== What the task requires ==
Work through the following lines and count those that hold the word "plain". Reply with that number only.

== Provided information ==

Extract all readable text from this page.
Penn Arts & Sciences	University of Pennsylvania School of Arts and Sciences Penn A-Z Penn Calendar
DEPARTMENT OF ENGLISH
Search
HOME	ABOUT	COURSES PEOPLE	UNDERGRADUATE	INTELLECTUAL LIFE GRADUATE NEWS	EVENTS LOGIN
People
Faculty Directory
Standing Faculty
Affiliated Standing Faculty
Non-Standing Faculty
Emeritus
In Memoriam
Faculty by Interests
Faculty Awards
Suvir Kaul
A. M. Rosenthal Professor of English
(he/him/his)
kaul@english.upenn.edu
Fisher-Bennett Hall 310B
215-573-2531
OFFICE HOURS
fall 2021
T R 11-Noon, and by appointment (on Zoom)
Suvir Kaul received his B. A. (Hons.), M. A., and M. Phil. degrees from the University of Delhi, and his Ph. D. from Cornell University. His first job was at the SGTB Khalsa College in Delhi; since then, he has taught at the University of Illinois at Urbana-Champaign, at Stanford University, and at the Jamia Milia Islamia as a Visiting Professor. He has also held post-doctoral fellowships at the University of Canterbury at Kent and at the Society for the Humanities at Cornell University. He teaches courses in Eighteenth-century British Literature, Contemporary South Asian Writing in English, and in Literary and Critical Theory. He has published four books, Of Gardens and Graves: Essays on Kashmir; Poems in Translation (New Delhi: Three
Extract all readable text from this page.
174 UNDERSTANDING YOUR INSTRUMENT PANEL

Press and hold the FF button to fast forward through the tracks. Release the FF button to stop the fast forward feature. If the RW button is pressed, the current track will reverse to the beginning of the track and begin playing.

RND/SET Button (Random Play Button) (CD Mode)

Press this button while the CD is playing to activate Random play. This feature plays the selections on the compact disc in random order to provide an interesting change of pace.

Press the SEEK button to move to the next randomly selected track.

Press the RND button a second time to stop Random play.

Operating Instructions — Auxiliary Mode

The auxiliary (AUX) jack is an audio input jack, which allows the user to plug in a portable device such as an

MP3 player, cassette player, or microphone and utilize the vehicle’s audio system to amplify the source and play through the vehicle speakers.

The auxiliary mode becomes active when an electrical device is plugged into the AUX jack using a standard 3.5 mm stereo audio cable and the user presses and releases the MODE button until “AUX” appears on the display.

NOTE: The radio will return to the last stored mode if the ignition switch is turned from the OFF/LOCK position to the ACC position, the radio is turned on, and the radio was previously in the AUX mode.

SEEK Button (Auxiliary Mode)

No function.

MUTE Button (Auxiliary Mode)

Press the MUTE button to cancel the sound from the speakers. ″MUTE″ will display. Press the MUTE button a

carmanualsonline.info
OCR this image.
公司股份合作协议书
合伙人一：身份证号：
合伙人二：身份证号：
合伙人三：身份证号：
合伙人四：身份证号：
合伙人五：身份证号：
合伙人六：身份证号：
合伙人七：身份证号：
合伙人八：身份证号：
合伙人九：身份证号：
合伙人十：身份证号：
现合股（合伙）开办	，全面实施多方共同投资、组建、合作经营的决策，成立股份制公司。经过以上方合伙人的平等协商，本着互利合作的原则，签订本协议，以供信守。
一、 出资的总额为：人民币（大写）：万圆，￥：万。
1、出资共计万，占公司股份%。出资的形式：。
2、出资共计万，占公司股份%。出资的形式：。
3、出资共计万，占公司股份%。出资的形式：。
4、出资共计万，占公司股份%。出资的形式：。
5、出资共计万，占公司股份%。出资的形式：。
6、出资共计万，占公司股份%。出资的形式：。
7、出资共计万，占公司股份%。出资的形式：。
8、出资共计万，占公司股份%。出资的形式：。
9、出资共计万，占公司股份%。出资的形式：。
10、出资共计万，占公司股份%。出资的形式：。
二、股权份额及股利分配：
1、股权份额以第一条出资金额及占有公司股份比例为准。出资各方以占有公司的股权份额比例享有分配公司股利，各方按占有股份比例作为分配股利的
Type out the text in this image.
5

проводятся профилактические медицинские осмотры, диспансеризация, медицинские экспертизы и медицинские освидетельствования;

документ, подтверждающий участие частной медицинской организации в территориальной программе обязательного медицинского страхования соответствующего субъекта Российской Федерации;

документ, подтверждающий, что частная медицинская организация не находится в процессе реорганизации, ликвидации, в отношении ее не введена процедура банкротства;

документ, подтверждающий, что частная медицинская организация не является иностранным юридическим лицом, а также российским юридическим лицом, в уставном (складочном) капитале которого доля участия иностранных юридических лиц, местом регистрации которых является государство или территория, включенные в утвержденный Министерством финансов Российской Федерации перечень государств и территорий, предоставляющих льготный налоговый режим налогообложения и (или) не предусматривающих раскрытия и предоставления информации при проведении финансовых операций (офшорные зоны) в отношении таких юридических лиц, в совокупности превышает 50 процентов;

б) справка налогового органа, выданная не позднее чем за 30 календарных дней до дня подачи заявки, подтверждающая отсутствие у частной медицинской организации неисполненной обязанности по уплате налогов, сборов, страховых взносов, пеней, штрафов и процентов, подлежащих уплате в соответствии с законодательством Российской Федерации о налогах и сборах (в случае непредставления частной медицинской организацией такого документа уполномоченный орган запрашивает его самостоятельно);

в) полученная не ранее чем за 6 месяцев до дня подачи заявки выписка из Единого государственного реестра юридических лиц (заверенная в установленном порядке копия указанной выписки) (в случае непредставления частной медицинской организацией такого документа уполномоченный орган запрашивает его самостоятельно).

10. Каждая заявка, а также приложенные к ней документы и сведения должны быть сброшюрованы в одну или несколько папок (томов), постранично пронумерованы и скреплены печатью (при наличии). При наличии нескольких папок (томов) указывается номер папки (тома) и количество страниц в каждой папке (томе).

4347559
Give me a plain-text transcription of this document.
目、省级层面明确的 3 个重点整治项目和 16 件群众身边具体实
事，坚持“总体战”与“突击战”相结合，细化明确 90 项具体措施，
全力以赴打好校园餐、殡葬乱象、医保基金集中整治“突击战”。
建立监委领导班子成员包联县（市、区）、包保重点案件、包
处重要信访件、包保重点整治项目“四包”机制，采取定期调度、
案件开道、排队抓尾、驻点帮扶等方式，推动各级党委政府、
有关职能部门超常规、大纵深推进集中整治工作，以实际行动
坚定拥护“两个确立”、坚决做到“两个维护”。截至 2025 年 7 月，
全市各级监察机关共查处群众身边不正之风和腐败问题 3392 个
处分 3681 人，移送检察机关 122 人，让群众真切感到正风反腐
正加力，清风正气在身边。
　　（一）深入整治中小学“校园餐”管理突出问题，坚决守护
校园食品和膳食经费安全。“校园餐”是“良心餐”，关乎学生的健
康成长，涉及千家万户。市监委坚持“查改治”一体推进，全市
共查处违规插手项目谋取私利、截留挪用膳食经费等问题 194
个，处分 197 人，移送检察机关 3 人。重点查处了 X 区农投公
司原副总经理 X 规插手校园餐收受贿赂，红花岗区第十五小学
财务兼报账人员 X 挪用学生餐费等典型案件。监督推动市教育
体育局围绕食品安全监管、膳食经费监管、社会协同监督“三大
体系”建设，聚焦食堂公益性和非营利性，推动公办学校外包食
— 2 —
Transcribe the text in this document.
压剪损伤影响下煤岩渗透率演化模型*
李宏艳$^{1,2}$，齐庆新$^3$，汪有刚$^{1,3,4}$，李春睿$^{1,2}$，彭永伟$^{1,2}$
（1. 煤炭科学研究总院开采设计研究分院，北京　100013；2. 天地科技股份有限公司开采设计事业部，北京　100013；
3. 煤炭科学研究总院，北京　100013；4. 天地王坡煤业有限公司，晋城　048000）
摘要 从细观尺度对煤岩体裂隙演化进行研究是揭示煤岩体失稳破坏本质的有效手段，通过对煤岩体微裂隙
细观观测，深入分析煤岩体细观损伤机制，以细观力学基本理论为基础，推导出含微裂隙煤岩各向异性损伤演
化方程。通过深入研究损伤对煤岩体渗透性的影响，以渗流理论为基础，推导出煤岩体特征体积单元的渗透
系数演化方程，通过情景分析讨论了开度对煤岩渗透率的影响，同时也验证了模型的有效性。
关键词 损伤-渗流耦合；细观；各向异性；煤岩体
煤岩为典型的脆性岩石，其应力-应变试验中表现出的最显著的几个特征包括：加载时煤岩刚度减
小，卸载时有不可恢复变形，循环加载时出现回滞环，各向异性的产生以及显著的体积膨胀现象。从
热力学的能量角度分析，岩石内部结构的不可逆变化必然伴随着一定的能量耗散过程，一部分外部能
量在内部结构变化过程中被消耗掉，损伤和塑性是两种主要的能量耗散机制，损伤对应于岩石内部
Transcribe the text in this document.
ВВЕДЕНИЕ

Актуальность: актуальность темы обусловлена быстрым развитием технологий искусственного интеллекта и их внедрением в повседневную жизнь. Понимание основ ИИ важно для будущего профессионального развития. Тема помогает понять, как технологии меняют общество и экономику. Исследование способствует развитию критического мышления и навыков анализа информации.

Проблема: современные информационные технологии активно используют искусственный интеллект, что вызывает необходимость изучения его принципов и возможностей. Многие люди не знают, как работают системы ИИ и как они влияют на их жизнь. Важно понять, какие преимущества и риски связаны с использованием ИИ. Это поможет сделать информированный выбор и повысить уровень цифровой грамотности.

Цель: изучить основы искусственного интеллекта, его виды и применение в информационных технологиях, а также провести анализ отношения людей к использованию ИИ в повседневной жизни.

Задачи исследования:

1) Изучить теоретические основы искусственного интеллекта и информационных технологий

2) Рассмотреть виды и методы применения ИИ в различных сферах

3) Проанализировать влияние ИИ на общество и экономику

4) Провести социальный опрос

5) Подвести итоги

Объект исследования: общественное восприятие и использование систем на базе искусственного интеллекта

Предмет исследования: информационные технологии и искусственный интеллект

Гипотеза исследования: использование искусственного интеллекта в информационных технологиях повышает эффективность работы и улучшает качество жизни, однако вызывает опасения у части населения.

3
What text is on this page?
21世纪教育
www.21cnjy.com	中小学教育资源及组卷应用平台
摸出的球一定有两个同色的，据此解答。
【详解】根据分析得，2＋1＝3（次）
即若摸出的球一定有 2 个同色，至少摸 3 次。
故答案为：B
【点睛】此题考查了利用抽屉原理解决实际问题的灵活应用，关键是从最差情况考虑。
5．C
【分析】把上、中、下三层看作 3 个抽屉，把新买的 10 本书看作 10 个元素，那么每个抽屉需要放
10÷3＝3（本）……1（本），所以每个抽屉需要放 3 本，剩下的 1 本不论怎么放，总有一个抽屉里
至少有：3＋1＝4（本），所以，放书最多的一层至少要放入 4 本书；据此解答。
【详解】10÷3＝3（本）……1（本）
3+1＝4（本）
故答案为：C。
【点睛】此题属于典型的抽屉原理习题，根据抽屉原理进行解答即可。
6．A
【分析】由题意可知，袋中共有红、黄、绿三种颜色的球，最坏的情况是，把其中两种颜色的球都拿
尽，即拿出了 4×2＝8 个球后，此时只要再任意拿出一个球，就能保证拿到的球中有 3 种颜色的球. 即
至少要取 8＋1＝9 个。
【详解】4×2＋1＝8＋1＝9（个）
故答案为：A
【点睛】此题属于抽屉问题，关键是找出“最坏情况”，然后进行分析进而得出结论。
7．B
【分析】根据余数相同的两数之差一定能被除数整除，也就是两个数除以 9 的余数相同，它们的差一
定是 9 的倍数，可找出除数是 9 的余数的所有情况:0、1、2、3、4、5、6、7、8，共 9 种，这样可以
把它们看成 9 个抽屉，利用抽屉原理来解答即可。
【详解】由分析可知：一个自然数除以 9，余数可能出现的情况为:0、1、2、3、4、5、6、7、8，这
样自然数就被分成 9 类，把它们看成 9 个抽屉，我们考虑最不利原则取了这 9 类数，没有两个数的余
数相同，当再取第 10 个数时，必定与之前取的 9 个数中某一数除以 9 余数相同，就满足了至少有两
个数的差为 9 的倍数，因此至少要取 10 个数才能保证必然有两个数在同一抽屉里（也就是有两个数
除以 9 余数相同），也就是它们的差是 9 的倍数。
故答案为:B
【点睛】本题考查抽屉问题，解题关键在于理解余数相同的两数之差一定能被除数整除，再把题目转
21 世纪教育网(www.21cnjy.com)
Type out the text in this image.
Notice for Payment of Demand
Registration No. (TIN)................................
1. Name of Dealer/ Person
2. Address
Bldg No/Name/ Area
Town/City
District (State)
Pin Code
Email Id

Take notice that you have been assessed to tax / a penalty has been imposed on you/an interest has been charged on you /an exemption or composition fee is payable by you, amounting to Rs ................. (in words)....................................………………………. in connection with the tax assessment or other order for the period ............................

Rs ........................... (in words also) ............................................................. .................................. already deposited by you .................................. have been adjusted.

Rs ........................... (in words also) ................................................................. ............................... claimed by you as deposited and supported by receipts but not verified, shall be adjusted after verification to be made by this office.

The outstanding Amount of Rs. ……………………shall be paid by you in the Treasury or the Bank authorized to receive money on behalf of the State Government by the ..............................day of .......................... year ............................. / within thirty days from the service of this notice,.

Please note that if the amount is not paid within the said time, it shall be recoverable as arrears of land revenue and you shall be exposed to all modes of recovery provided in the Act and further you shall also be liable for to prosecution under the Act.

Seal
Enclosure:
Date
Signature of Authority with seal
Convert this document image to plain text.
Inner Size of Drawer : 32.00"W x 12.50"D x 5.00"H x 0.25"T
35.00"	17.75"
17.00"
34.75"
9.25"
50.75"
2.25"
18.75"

== Answer to this problem ==
2